Written instruction:
Spot every line with the word "Farbunterdrückung" and return it.

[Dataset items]
★ ★ ★ ★
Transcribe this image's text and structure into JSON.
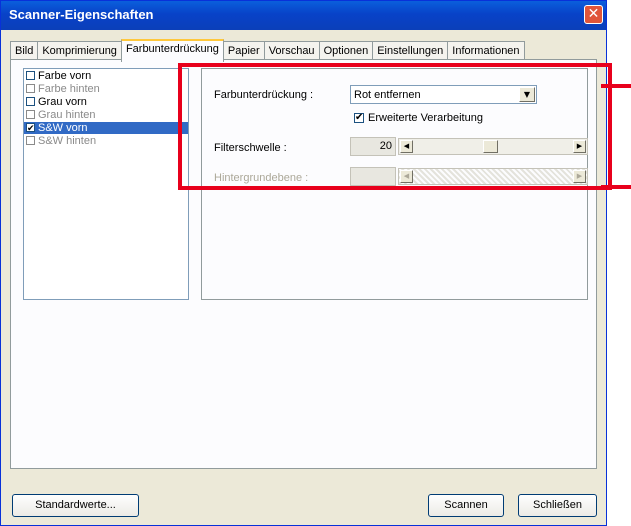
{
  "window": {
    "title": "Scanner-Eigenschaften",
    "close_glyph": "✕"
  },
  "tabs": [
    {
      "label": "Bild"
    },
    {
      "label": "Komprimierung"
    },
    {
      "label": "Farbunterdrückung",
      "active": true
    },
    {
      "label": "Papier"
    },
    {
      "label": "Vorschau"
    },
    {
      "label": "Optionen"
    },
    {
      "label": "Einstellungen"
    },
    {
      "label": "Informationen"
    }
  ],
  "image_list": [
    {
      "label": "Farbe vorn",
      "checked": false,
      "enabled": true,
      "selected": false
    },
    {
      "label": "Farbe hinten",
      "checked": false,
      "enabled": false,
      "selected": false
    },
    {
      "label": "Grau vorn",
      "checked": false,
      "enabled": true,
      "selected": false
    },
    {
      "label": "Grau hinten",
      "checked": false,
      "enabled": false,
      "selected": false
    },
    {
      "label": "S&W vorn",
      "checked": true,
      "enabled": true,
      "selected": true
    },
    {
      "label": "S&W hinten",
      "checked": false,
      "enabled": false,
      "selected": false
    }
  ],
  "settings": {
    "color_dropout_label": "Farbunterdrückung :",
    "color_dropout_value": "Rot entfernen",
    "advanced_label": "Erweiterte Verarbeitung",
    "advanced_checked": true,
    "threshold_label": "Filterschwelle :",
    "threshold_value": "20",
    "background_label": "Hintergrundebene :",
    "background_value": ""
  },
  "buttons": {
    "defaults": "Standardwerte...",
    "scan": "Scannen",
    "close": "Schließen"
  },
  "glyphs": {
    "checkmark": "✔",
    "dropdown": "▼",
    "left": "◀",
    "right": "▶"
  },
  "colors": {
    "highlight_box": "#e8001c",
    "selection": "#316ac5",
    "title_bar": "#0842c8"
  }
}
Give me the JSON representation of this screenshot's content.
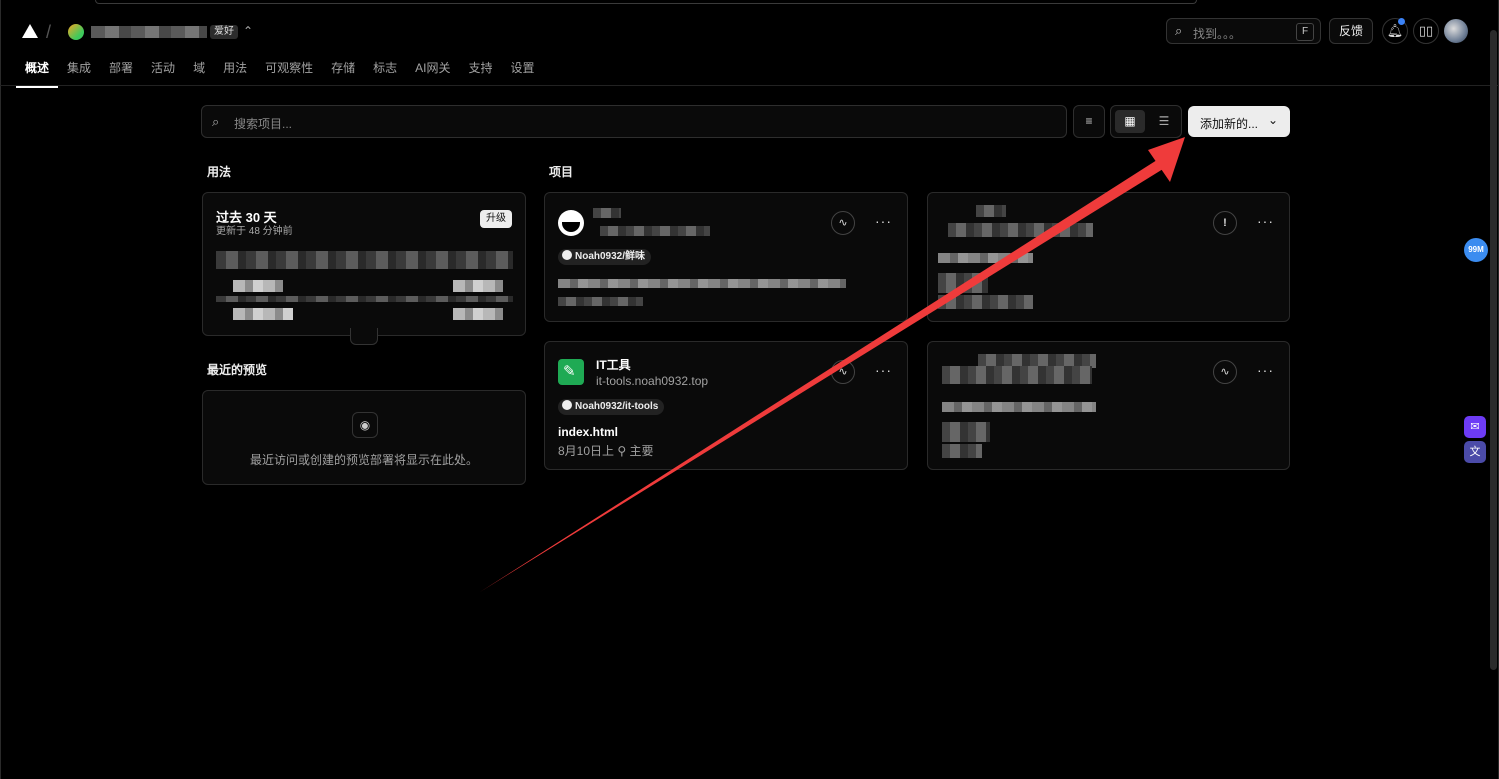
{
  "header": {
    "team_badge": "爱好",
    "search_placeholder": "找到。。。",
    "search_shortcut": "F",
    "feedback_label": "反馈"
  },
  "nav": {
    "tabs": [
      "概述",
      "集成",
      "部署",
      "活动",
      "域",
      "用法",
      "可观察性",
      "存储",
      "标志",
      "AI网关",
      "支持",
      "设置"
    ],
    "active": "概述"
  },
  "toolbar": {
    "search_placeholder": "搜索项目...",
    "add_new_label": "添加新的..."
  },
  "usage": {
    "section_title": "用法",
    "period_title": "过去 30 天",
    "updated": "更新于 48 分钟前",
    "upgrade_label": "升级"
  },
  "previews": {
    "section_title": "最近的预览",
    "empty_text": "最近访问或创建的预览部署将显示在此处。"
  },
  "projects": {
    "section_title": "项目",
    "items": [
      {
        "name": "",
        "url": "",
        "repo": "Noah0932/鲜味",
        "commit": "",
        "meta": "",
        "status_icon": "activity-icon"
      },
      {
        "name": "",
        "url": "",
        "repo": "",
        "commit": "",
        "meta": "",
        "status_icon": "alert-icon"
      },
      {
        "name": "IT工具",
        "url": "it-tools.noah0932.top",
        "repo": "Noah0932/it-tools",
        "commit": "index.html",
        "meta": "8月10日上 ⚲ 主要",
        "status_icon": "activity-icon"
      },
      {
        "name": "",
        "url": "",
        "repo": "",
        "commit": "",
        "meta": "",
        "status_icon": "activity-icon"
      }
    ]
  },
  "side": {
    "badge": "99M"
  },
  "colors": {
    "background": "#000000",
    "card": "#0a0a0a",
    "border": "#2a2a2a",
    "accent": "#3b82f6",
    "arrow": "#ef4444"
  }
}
★ ★ ★ ★
Exercise answer:
      "label": "Farbunterdrückung",
    "color_dropout_label": "Farbunterdrückung :",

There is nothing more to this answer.